* _What is being asked_
Can you restate the records below word for word?

* _Supplied records_
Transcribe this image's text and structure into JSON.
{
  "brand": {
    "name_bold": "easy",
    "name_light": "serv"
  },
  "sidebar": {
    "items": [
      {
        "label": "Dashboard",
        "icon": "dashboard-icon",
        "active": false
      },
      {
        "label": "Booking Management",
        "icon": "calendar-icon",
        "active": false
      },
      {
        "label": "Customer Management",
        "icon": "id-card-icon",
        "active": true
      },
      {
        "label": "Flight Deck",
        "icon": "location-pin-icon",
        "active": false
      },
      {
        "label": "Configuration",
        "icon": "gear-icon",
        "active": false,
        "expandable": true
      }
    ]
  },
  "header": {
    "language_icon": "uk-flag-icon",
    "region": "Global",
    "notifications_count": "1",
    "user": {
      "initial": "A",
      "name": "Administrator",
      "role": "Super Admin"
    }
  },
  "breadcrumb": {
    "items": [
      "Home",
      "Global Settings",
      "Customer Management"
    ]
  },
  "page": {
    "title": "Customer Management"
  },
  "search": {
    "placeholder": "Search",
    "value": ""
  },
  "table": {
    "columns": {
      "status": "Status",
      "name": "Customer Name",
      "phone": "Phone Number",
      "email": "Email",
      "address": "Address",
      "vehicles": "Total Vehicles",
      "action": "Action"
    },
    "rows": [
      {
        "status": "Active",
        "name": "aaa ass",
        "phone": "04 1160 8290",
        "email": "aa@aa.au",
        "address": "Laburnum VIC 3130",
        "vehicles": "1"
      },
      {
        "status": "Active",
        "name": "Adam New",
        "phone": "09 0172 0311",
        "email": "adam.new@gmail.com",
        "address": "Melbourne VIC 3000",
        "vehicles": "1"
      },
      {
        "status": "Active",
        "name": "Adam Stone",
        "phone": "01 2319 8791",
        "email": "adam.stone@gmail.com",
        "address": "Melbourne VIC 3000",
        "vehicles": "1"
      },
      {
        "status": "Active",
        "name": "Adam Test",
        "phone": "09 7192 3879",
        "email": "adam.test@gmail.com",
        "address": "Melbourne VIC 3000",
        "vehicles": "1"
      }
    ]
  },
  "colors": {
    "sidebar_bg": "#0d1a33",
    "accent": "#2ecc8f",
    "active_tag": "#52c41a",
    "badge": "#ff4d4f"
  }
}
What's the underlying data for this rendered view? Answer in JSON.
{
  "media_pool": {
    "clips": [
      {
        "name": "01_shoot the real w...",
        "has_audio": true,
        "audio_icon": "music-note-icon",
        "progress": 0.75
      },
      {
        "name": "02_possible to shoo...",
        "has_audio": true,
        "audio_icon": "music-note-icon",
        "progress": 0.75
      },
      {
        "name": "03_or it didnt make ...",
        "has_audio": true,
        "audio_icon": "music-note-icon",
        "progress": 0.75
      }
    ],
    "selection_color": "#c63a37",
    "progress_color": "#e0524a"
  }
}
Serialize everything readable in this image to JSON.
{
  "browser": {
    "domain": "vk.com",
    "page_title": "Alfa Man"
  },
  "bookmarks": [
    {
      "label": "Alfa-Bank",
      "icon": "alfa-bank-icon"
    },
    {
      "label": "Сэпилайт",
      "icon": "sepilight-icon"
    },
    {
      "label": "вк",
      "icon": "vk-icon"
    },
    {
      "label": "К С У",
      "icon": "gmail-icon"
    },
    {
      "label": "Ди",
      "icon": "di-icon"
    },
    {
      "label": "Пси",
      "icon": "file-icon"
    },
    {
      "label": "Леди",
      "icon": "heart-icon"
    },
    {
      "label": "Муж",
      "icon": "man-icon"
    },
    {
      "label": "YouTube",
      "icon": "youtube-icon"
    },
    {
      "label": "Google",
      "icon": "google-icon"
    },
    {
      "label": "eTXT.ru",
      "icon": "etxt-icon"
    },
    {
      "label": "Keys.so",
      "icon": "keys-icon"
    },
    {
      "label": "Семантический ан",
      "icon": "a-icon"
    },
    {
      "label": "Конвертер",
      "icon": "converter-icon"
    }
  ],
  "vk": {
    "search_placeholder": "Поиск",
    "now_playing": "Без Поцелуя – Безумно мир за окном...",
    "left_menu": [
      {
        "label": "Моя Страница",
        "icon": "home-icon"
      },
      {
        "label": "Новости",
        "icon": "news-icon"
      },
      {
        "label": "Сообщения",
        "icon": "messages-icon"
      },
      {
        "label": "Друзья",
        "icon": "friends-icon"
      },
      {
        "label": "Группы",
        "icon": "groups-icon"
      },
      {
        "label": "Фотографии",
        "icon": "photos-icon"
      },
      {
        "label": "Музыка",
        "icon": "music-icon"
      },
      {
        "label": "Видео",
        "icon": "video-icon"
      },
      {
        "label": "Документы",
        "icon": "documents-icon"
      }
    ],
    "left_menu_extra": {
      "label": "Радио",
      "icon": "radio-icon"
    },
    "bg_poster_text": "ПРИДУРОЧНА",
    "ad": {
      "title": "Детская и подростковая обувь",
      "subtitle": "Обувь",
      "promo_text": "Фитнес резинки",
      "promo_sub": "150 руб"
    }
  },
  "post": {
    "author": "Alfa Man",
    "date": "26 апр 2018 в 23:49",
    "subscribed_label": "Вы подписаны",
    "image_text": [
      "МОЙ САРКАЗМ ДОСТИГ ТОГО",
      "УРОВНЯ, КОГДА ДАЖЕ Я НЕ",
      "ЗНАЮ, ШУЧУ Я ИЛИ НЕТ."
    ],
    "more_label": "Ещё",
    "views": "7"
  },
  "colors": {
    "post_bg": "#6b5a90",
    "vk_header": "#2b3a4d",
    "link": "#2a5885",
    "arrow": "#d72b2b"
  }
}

* _Exercise answer_
Transcribe this image's text and structure into JSON.
{
  "brand": {
    "name_bold": "easy",
    "name_light": "serv"
  },
  "sidebar": {
    "items": [
      {
        "label": "Dashboard",
        "icon": "dashboard-icon",
        "active": false
      },
      {
        "label": "Booking Management",
        "icon": "calendar-icon",
        "active": false
      },
      {
        "label": "Customer Management",
        "icon": "id-card-icon",
        "active": true
      },
      {
        "label": "Flight Deck",
        "icon": "location-pin-icon",
        "active": false
      },
      {
        "label": "Configuration",
        "icon": "gear-icon",
        "active": false,
        "expandable": true
      }
    ]
  },
  "header": {
    "language_icon": "uk-flag-icon",
    "region": "Global",
    "notifications_count": "1",
    "user": {
      "initial": "A",
      "name": "Administrator",
      "role": "Super Admin"
    }
  },
  "breadcrumb": {
    "items": [
      "Home",
      "Global Settings",
      "Customer Management"
    ]
  },
  "page": {
    "title": "Customer Management"
  },
  "search": {
    "placeholder": "Search",
    "value": ""
  },
  "table": {
    "columns": {
      "status": "Status",
      "name": "Customer Name",
      "phone": "Phone Number",
      "email": "Email",
      "address": "Address",
      "vehicles": "Total Vehicles",
      "action": "Action"
    },
    "rows": [
      {
        "status": "Active",
        "name": "aaa ass",
        "phone": "04 1160 8290",
        "email": "aa@aa.au",
        "address": "Laburnum VIC 3130",
        "vehicles": "1"
      },
      {
        "status": "Active",
        "name": "Adam New",
        "phone": "09 0172 0311",
        "email": "adam.new@gmail.com",
        "address": "Melbourne VIC 3000",
        "vehicles": "1"
      },
      {
        "status": "Active",
        "name": "Adam Stone",
        "phone": "01 2319 8791",
        "email": "adam.stone@gmail.com",
        "address": "Melbourne VIC 3000",
        "vehicles": "1"
      },
      {
        "status": "Active",
        "name": "Adam Test",
        "phone": "09 7192 3879",
        "email": "adam.test@gmail.com",
        "address": "Melbourne VIC 3000",
        "vehicles": "1"
      }
    ]
  },
  "colors": {
    "sidebar_bg": "#0d1a33",
    "accent": "#2ecc8f",
    "active_tag": "#52c41a",
    "badge": "#ff4d4f"
  }
}
What's the underlying data for this rendered view? Answer in JSON.
{
  "media_pool": {
    "clips": [
      {
        "name": "01_shoot the real w...",
        "has_audio": true,
        "audio_icon": "music-note-icon",
        "progress": 0.75
      },
      {
        "name": "02_possible to shoo...",
        "has_audio": true,
        "audio_icon": "music-note-icon",
        "progress": 0.75
      },
      {
        "name": "03_or it didnt make ...",
        "has_audio": true,
        "audio_icon": "music-note-icon",
        "progress": 0.75
      }
    ],
    "selection_color": "#c63a37",
    "progress_color": "#e0524a"
  }
}
Serialize everything readable in this image to JSON.
{
  "browser": {
    "domain": "vk.com",
    "page_title": "Alfa Man"
  },
  "bookmarks": [
    {
      "label": "Alfa-Bank",
      "icon": "alfa-bank-icon"
    },
    {
      "label": "Сэпилайт",
      "icon": "sepilight-icon"
    },
    {
      "label": "вк",
      "icon": "vk-icon"
    },
    {
      "label": "К С У",
      "icon": "gmail-icon"
    },
    {
      "label": "Ди",
      "icon": "di-icon"
    },
    {
      "label": "Пси",
      "icon": "file-icon"
    },
    {
      "label": "Леди",
      "icon": "heart-icon"
    },
    {
      "label": "Муж",
      "icon": "man-icon"
    },
    {
      "label": "YouTube",
      "icon": "youtube-icon"
    },
    {
      "label": "Google",
      "icon": "google-icon"
    },
    {
      "label": "eTXT.ru",
      "icon": "etxt-icon"
    },
    {
      "label": "Keys.so",
      "icon": "keys-icon"
    },
    {
      "label": "Семантический ан",
      "icon": "a-icon"
    },
    {
      "label": "Конвертер",
      "icon": "converter-icon"
    }
  ],
  "vk": {
    "search_placeholder": "Поиск",
    "now_playing": "Без Поцелуя – Безумно мир за окном...",
    "left_menu": [
      {
        "label": "Моя Страница",
        "icon": "home-icon"
      },
      {
        "label": "Новости",
        "icon": "news-icon"
      },
      {
        "label": "Сообщения",
        "icon": "messages-icon"
      },
      {
        "label": "Друзья",
        "icon": "friends-icon"
      },
      {
        "label": "Группы",
        "icon": "groups-icon"
      },
      {
        "label": "Фотографии",
        "icon": "photos-icon"
      },
      {
        "label": "Музыка",
        "icon": "music-icon"
      },
      {
        "label": "Видео",
        "icon": "video-icon"
      },
      {
        "label": "Документы",
        "icon": "documents-icon"
      }
    ],
    "left_menu_extra": {
      "label": "Радио",
      "icon": "radio-icon"
    },
    "bg_poster_text": "ПРИДУРОЧНА",
    "ad": {
      "title": "Детская и подростковая обувь",
      "subtitle": "Обувь",
      "promo_text": "Фитнес резинки",
      "promo_sub": "150 руб"
    }
  },
  "post": {
    "author": "Alfa Man",
    "date": "26 апр 2018 в 23:49",
    "subscribed_label": "Вы подписаны",
    "image_text": [
      "МОЙ САРКАЗМ ДОСТИГ ТОГО",
      "УРОВНЯ, КОГДА ДАЖЕ Я НЕ",
      "ЗНАЮ, ШУЧУ Я ИЛИ НЕТ."
    ],
    "more_label": "Ещё",
    "views": "7"
  },
  "colors": {
    "post_bg": "#6b5a90",
    "vk_header": "#2b3a4d",
    "link": "#2a5885",
    "arrow": "#d72b2b"
  }
}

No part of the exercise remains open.